**INSTRUCTIONS FOR THE TASK:** Give the number of lines that include the string "than", nothing more.

— START MATERIAL FOR THIS TASK —

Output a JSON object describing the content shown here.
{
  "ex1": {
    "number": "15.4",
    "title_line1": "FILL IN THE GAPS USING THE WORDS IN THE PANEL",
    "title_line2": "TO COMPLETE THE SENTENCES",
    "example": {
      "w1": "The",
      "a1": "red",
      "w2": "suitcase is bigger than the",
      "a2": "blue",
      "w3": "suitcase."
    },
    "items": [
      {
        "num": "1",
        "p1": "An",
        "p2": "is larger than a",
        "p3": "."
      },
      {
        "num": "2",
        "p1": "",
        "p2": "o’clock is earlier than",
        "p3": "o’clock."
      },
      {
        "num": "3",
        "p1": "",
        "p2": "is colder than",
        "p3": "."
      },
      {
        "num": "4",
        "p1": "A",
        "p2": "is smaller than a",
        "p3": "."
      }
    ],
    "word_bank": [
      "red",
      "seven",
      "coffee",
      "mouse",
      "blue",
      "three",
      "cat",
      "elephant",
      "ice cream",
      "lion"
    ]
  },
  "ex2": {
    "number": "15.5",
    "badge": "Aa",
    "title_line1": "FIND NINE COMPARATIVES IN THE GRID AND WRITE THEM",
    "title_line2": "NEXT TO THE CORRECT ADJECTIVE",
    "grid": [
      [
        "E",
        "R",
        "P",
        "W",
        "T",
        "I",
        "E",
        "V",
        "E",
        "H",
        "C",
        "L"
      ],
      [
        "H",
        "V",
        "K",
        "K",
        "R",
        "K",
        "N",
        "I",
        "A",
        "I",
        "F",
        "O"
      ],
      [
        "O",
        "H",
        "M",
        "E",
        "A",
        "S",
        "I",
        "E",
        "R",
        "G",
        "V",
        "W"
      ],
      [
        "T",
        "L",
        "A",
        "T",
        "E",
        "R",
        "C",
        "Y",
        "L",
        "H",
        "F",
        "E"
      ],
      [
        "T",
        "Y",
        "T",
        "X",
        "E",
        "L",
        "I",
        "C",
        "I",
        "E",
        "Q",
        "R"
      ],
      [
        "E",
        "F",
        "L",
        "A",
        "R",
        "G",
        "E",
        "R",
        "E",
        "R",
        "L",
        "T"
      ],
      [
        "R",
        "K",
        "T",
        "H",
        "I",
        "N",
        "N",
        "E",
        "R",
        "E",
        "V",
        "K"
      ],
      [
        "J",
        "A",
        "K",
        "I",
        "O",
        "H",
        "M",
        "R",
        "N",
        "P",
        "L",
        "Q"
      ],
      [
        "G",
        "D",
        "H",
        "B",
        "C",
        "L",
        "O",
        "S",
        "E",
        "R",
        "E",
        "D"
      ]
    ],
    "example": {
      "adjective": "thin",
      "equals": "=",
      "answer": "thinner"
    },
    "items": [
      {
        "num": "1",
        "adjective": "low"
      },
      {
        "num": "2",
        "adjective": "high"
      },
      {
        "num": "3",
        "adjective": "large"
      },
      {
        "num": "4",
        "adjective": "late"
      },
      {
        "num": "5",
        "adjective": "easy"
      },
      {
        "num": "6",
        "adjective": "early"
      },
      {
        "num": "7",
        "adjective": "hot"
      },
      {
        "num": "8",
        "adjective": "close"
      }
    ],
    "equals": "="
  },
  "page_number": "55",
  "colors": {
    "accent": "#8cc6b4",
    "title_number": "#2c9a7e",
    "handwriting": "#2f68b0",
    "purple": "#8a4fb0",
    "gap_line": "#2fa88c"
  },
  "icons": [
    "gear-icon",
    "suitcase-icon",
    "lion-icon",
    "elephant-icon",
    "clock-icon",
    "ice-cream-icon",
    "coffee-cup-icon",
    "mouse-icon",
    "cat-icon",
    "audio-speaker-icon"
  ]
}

— END MATERIAL FOR THIS TASK —

**EXERCISE OUTPUT:** 5